**Instructions for the task:** Leave out all pictures. Extract exactly the lines from the one containing "Output a JSON" through the end of the data.
★ ★ ★
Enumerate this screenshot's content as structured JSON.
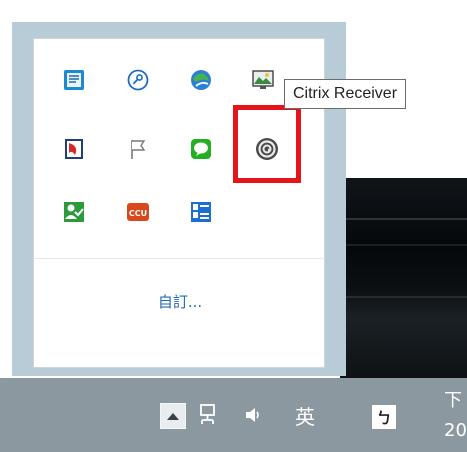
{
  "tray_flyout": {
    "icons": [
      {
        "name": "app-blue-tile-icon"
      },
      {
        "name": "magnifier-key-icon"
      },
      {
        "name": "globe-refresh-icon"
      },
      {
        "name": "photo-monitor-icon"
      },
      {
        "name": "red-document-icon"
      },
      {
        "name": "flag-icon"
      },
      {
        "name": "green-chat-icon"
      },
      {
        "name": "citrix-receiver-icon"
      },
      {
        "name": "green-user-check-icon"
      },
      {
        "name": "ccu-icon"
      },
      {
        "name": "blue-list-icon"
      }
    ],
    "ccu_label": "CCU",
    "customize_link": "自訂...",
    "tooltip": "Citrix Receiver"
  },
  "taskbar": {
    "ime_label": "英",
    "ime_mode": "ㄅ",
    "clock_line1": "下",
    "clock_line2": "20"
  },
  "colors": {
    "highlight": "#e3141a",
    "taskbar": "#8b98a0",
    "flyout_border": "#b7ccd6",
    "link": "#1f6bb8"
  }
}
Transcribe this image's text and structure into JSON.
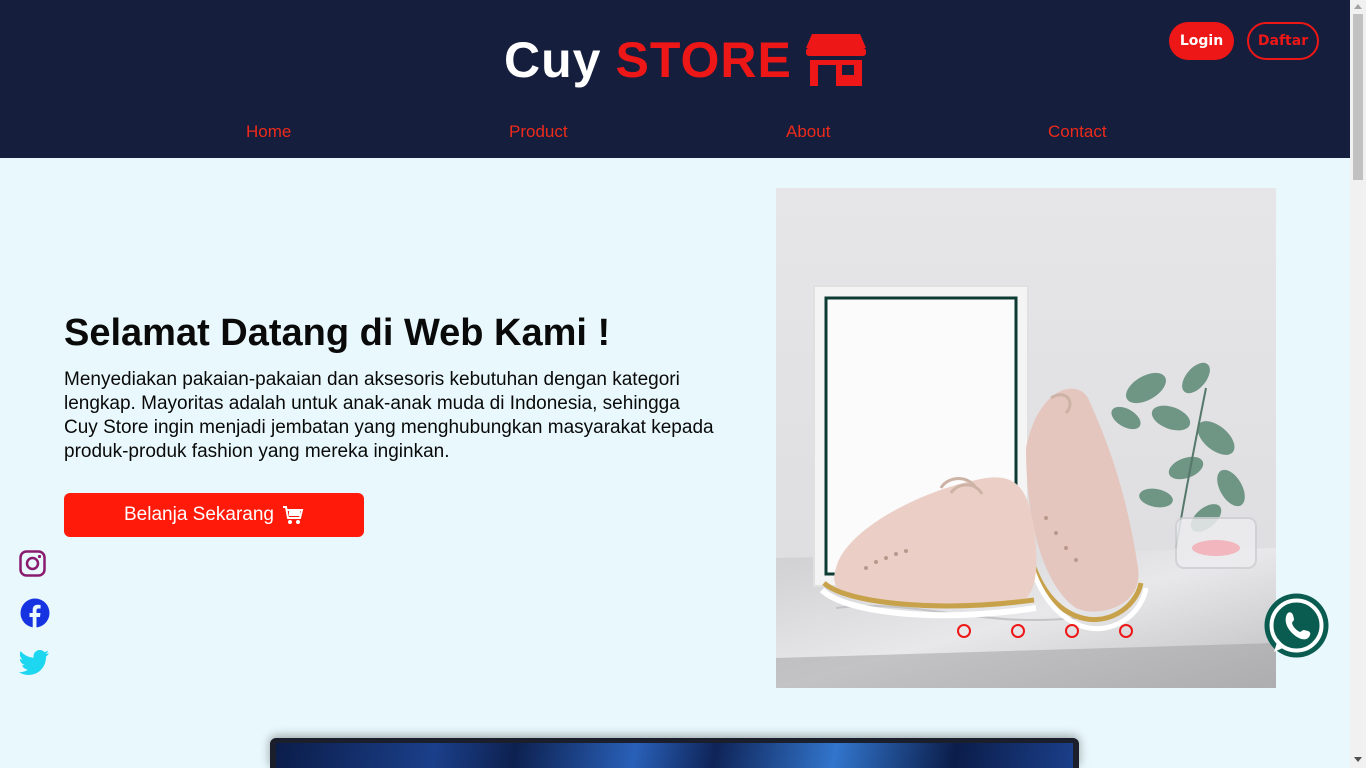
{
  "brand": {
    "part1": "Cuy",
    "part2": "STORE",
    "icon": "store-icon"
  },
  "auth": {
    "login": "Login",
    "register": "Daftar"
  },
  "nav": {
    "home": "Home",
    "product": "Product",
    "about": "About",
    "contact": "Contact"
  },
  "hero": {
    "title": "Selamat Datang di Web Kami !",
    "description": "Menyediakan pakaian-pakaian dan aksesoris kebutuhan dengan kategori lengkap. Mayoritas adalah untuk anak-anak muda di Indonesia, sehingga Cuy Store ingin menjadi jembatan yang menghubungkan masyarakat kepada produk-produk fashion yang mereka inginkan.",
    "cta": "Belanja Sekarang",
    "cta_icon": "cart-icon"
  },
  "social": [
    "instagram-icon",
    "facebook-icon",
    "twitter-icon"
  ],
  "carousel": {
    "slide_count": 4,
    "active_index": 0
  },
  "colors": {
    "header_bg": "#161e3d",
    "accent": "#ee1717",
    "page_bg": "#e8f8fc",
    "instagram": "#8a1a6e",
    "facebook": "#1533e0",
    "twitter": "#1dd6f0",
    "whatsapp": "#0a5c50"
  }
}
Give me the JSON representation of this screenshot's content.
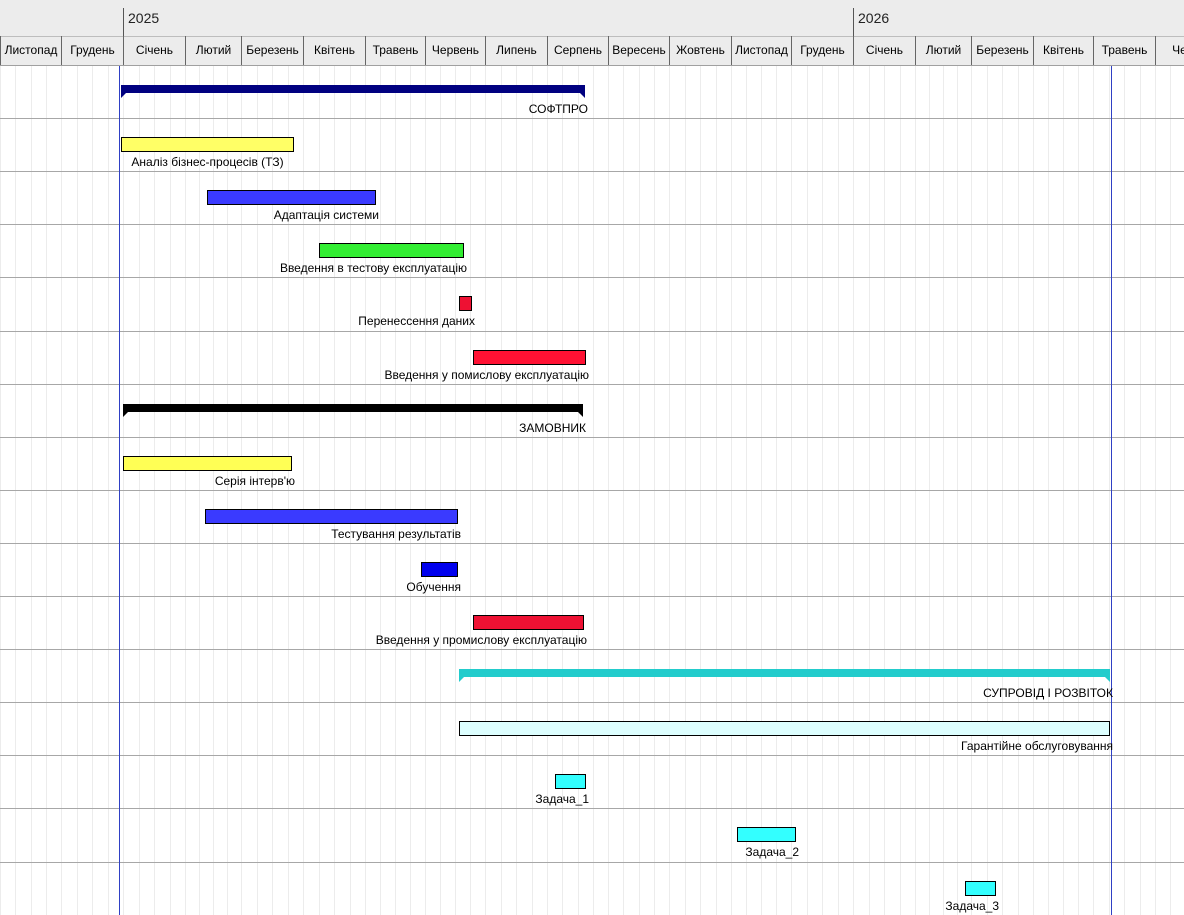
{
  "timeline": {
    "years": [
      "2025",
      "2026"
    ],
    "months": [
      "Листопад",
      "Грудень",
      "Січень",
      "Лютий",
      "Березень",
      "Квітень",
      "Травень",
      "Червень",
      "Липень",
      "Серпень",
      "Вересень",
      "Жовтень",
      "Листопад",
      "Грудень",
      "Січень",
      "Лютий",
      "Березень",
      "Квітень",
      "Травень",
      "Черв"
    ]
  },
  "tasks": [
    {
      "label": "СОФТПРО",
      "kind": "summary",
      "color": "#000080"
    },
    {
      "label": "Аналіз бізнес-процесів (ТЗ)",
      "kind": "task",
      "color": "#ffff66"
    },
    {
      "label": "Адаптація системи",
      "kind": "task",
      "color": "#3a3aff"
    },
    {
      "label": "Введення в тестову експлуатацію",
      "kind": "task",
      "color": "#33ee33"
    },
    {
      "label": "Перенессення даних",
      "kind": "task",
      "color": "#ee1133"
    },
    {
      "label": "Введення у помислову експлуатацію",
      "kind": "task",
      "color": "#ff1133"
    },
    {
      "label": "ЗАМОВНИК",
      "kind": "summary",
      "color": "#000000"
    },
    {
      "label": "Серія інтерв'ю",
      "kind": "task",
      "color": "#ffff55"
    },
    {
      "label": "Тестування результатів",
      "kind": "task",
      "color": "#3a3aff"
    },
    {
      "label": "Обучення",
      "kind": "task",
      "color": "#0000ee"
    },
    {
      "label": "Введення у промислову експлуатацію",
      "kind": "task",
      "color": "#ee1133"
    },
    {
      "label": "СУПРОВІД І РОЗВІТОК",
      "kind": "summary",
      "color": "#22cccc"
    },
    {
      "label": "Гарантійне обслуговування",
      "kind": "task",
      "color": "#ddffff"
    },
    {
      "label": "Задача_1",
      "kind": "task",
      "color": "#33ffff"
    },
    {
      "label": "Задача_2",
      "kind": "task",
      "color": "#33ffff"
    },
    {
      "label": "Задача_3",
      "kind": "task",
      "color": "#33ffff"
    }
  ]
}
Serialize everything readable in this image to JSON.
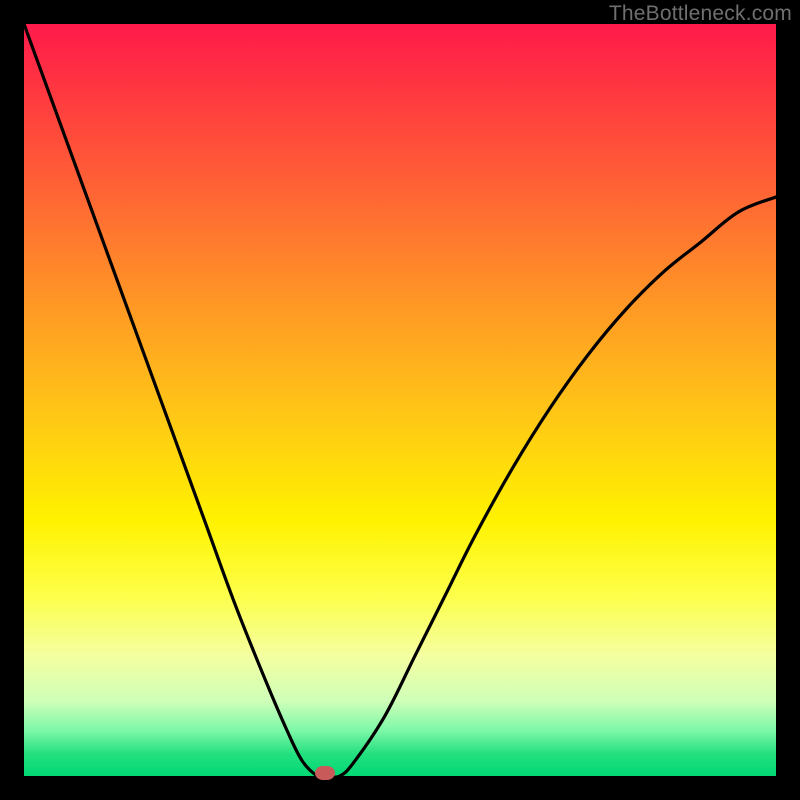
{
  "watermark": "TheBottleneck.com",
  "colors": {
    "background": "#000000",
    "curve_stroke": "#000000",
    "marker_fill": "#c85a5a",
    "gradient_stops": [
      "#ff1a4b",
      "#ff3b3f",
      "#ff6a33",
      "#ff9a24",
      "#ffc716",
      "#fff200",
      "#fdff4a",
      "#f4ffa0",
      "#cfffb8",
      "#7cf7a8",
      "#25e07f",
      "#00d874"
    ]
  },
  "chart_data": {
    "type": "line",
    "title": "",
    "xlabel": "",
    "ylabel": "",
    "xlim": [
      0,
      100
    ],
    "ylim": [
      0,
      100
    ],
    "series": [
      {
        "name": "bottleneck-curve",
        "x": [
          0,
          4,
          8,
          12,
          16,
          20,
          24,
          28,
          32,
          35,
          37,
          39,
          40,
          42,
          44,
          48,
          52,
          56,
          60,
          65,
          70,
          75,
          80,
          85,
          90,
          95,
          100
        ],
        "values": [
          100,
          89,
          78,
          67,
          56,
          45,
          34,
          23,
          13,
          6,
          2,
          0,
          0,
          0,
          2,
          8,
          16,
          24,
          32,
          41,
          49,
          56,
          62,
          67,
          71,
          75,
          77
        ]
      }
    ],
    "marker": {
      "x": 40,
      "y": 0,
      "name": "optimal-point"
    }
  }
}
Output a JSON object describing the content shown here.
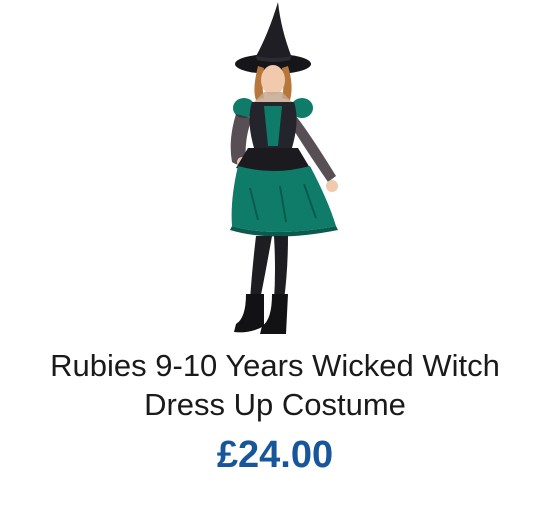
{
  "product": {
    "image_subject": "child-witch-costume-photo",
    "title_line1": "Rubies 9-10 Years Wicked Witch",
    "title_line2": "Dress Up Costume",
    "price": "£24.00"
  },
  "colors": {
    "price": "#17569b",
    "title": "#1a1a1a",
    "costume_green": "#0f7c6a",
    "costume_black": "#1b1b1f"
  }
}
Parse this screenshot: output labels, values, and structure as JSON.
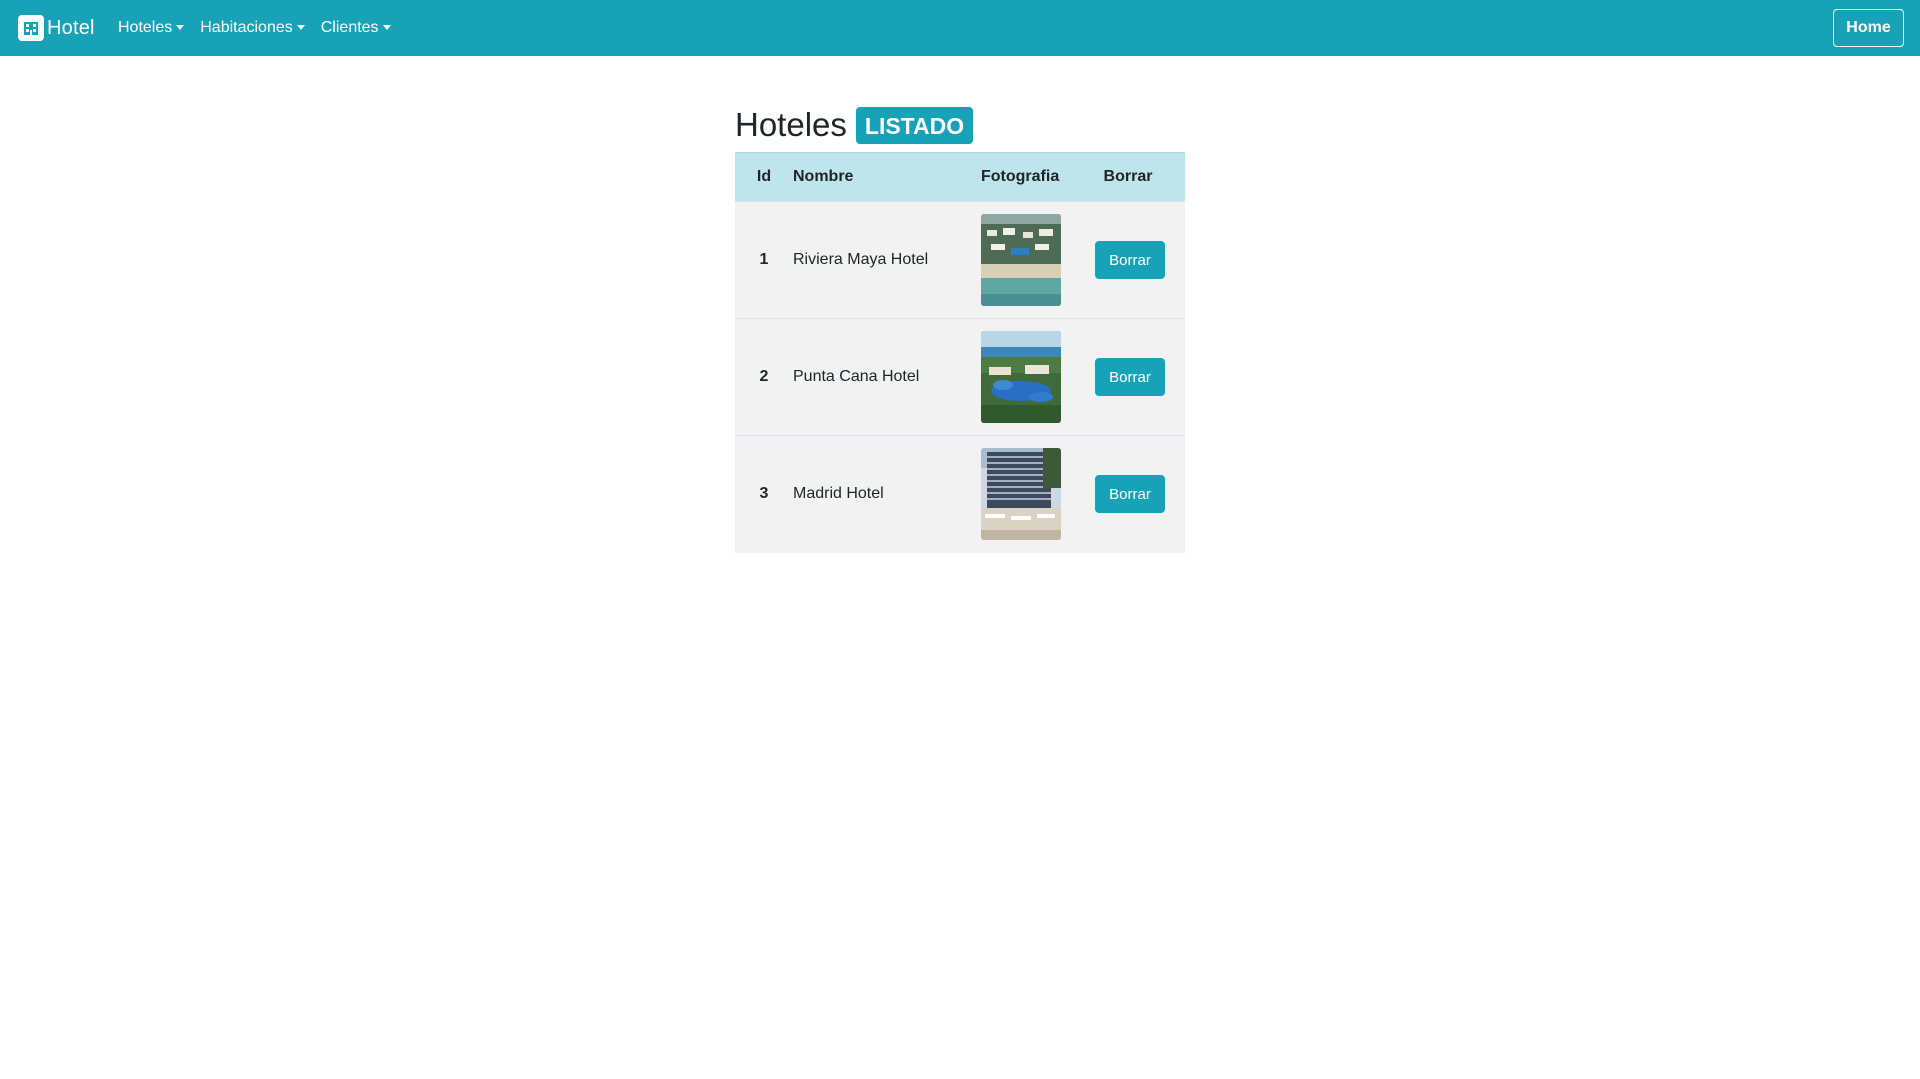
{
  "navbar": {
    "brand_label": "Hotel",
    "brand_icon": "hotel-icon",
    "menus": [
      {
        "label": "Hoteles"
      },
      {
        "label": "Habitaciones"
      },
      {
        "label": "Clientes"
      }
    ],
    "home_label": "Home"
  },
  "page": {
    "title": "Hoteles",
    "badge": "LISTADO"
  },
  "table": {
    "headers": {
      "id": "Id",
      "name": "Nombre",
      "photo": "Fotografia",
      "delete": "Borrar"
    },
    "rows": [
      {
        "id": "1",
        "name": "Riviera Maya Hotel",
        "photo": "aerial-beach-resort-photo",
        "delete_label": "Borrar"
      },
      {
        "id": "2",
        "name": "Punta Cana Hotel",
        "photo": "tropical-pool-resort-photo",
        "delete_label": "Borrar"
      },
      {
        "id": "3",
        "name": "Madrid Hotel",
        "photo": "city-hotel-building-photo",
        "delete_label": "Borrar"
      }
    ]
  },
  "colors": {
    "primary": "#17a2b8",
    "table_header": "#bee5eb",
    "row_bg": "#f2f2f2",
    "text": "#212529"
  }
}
★ ★ ★
**Finished exercise:**
Output a JSON object describing the content shown here.
{
  "product": {
    "image_subject": "child-witch-costume-photo",
    "title_line1": "Rubies 9-10 Years Wicked Witch",
    "title_line2": "Dress Up Costume",
    "price": "£24.00"
  },
  "colors": {
    "price": "#17569b",
    "title": "#1a1a1a",
    "costume_green": "#0f7c6a",
    "costume_black": "#1b1b1f"
  }
}
Parse this screenshot: output labels, values, and structure as JSON.
{
  "navbar": {
    "brand_label": "Hotel",
    "brand_icon": "hotel-icon",
    "menus": [
      {
        "label": "Hoteles"
      },
      {
        "label": "Habitaciones"
      },
      {
        "label": "Clientes"
      }
    ],
    "home_label": "Home"
  },
  "page": {
    "title": "Hoteles",
    "badge": "LISTADO"
  },
  "table": {
    "headers": {
      "id": "Id",
      "name": "Nombre",
      "photo": "Fotografia",
      "delete": "Borrar"
    },
    "rows": [
      {
        "id": "1",
        "name": "Riviera Maya Hotel",
        "photo": "aerial-beach-resort-photo",
        "delete_label": "Borrar"
      },
      {
        "id": "2",
        "name": "Punta Cana Hotel",
        "photo": "tropical-pool-resort-photo",
        "delete_label": "Borrar"
      },
      {
        "id": "3",
        "name": "Madrid Hotel",
        "photo": "city-hotel-building-photo",
        "delete_label": "Borrar"
      }
    ]
  },
  "colors": {
    "primary": "#17a2b8",
    "table_header": "#bee5eb",
    "row_bg": "#f2f2f2",
    "text": "#212529"
  }
}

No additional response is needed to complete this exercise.